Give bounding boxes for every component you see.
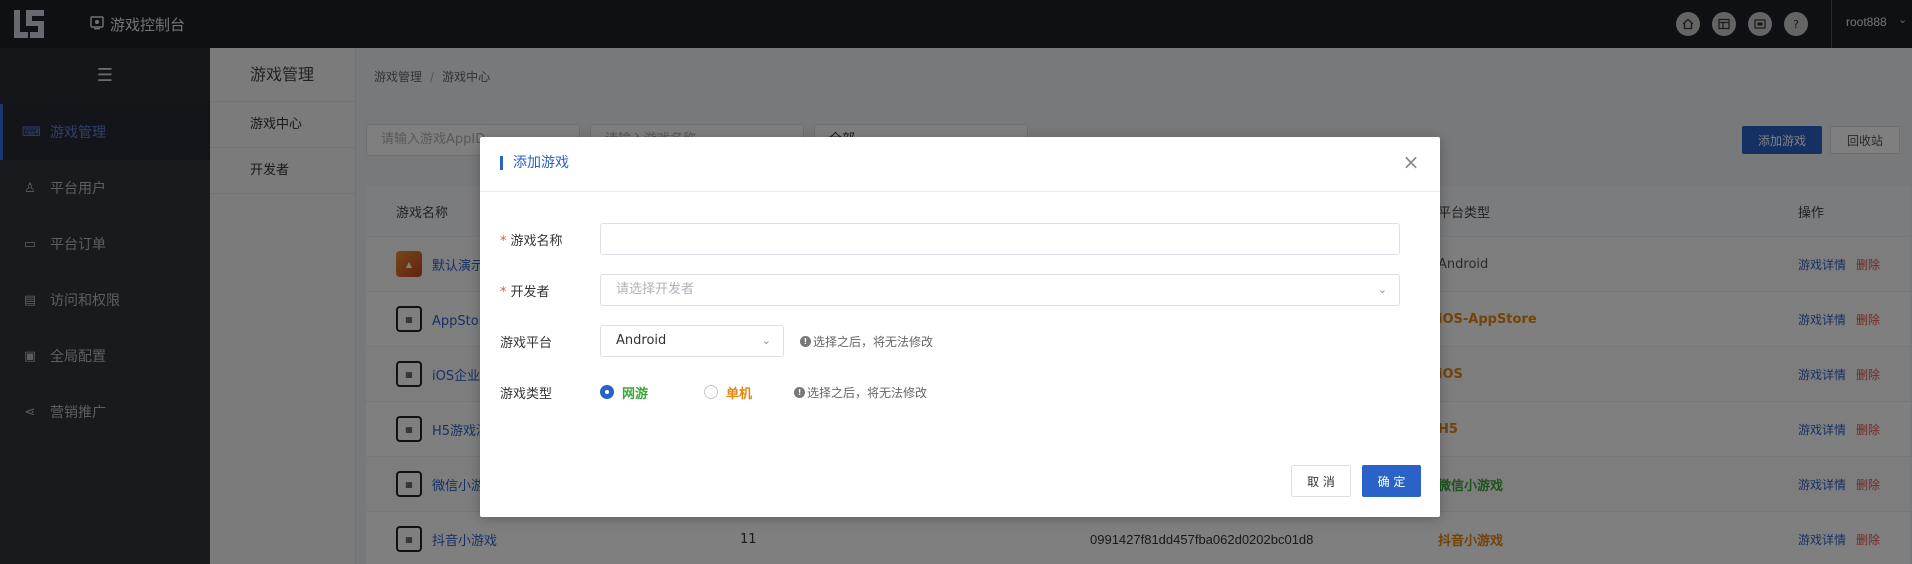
chevron-down-icon: ⌄ <box>1377 283 1387 296</box>
developer-select-placeholder: 请选择开发者 <box>616 282 695 297</box>
form-row-type: 游戏类型 网游 单机 ! 选择之后，将无法修改 <box>500 376 927 408</box>
field-label: 游戏类型 <box>500 386 553 402</box>
developer-select[interactable]: 请选择开发者 ⌄ <box>600 274 1400 306</box>
cancel-button[interactable]: 取 消 <box>1291 465 1351 497</box>
info-icon: ! <box>800 335 811 347</box>
form-row-developer: * 开发者 请选择开发者 ⌄ <box>500 274 1400 306</box>
game-name-input[interactable] <box>600 223 1400 255</box>
dialog-header: 添加游戏 × <box>480 137 1440 192</box>
add-game-dialog: 添加游戏 × * 游戏名称 * 开发者 请选择开发者 ⌄ 游戏平台 Android … <box>480 137 1440 517</box>
field-label: 开发者 <box>510 284 550 300</box>
platform-select[interactable]: Android ⌄ <box>600 325 784 357</box>
type-online-radio[interactable]: 网游 <box>600 383 648 402</box>
radio-checked-icon <box>600 385 614 399</box>
close-icon[interactable]: × <box>1400 151 1422 173</box>
chevron-down-icon: ⌄ <box>761 334 771 347</box>
hint-text: 选择之后，将无法修改 <box>813 334 934 349</box>
required-mark: * <box>500 284 507 300</box>
radio-label: 单机 <box>726 386 753 402</box>
hint-text: 选择之后，将无法修改 <box>807 385 928 400</box>
radio-unchecked-icon <box>704 385 719 399</box>
field-label: 游戏平台 <box>500 335 553 351</box>
type-single-radio[interactable]: 单机 <box>704 383 752 402</box>
type-hint: ! 选择之后，将无法修改 <box>794 384 927 401</box>
platform-hint: ! 选择之后，将无法修改 <box>800 333 933 350</box>
radio-label: 网游 <box>622 386 649 402</box>
form-row-platform: 游戏平台 Android ⌄ ! 选择之后，将无法修改 <box>500 325 933 357</box>
confirm-button[interactable]: 确 定 <box>1362 465 1421 497</box>
info-icon: ! <box>794 386 806 398</box>
dialog-title: 添加游戏 <box>500 156 569 170</box>
required-mark: * <box>500 233 507 249</box>
field-label: 游戏名称 <box>510 233 563 249</box>
form-row-name: * 游戏名称 <box>500 223 1400 255</box>
platform-select-value: Android <box>616 333 667 348</box>
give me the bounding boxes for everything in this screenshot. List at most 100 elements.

****************

# YOUR GOAL
Copy out, in full, each line above that contains the string "mark". Case matters, so count only matches with the same capitalization.

# TASK RESULT
required-mark: * <box>500 284 507 300</box>
required-mark: * <box>500 233 507 249</box>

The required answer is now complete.